The problem of the choice of environmental policy instruments has been an issue since Pigou (1932) analysed the need for state intervention when pri­vate costs diverge from social costs, and suggested that the solution would be to internalize the externalities through taxation.

Coase (1960) criticized the proposed state intervention, and affirmed that there is no reason to suppose that governmental regulation is called for simply because the problem is not very well handled by the market or the firm. The key feature is the presence of transaction costs that make one policy better than another.

The ensuing debate has been conducted along these two opposite views: on the one hand, the supporters of the idea that the choice of policy instruments to be applied following a market failure is a public matter and the state, as policy designer, should select the optimal instrument and take responsibility for its imposition in the public interest; versus, on the other, the supporters of market-based instruments, trying to fight a battle against a sort of ‘anti­market’ mentality based on a reluctance to apply market-oriented instruments (Lewis, 1996).

If we want to continue along these lines the problem would be to compare the efficiency of instruments that can be considered ‘public oriented’ and those that can be considered ‘market oriented’, where the first are character­ized by a public agency with a public definition of conduct rule and a public enforcement system and the second are instruments based on market mecha­nisms stimulating the conduct of the firm indirectly and characterized by a private administration and enforcement system.1

Given this premise, the definition of a superior and not ideological line to be followed in the choice between different environmental policy instruments would appear to be a very difficult task.

But looking at this problem from a law and economics perspective, we can move from the theoretical definition of the efficiency of different instruments to their practical, and so direct, potential to achieve concrete objectives. In particular, three objectives emerge as relevant in judging the practical effic­iency of environmental policies: the first is paying accident compensation to the victims; the second is prevention, in the sense of providing incentives for firms to improve safety standards; and the third is connected with technologi­cal change in the sense of encouraging firms to adopt lower-risk technologies.

▶ DATASET EXCERPTS

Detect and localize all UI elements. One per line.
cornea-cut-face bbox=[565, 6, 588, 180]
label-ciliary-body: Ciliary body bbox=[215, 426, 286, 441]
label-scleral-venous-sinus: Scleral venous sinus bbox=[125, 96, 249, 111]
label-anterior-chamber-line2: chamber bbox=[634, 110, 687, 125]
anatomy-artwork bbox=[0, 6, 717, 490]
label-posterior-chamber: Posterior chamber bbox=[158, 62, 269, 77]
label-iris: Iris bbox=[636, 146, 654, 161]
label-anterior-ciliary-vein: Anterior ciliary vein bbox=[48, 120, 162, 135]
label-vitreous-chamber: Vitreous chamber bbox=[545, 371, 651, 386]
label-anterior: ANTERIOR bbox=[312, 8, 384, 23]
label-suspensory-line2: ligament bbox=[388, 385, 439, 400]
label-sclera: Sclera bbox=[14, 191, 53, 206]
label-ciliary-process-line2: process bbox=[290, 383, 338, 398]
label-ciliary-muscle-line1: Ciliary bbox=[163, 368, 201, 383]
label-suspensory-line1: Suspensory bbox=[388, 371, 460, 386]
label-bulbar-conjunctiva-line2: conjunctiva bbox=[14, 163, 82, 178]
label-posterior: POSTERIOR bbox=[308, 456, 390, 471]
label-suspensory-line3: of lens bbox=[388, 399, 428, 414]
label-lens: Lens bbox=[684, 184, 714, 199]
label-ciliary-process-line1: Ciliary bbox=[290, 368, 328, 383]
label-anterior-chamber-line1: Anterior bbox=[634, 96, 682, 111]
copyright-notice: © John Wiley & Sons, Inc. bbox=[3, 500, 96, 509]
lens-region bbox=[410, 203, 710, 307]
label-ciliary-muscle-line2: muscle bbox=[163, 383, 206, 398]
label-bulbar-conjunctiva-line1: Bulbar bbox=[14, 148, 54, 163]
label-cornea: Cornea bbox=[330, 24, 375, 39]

▶ WRITTEN EXERCISE
Continue the passage on environmental policy instruments, starting after its final sentence. The data comes from a source unrelated to the passage on environmental policy instruments.

▶ TASK OUTPUT
Given these three objectives, this chapter will analyse the efficiency of environmental policies, focusing on the imperfections that can emerge in their practical applications. In particular we shall concentrate on informa­tional problems that can characterize the activities of the agencies and private firms in relation to the efficient implementation of the different environmen­tal policy instruments.

In order to specify and precisely define the various instruments, Figure 23.1 presents a scheme of the different environmental policy instruments that will be examined. The first choice is between liability and regulation, where the latter includes a subdivision between, on one hand, a ‘command-and- control' form of regulation based on the definition of standards and, on the other, market-based instruments as an indirect form of incentive for private firms. Another subdivision can be considered at this point: typically, com- mand-and control regulation can be either technology or performance-based standards.

Market-based instruments can also be of different kinds: taxes or tradable permits. On the other side, liability is an instrument based on the judiciary system, and can be assigned on the basis of a negligence or a strict liability

Figure 23.1 Scheme of different environmental policy instruments

regime. Finally the limit of ‘judgment proofness,, which can arise from the application of a liability system when the resources of the responsible party fall short of the damage amount, can be solved in two ways: a compensation fund and a financial responsibility system.

Before defining regulation, liability and the other instruments, it should be noted that in practice it is difficult to refer to a specific policy instrument, given that the environmental policy choice usually involves a mix of them.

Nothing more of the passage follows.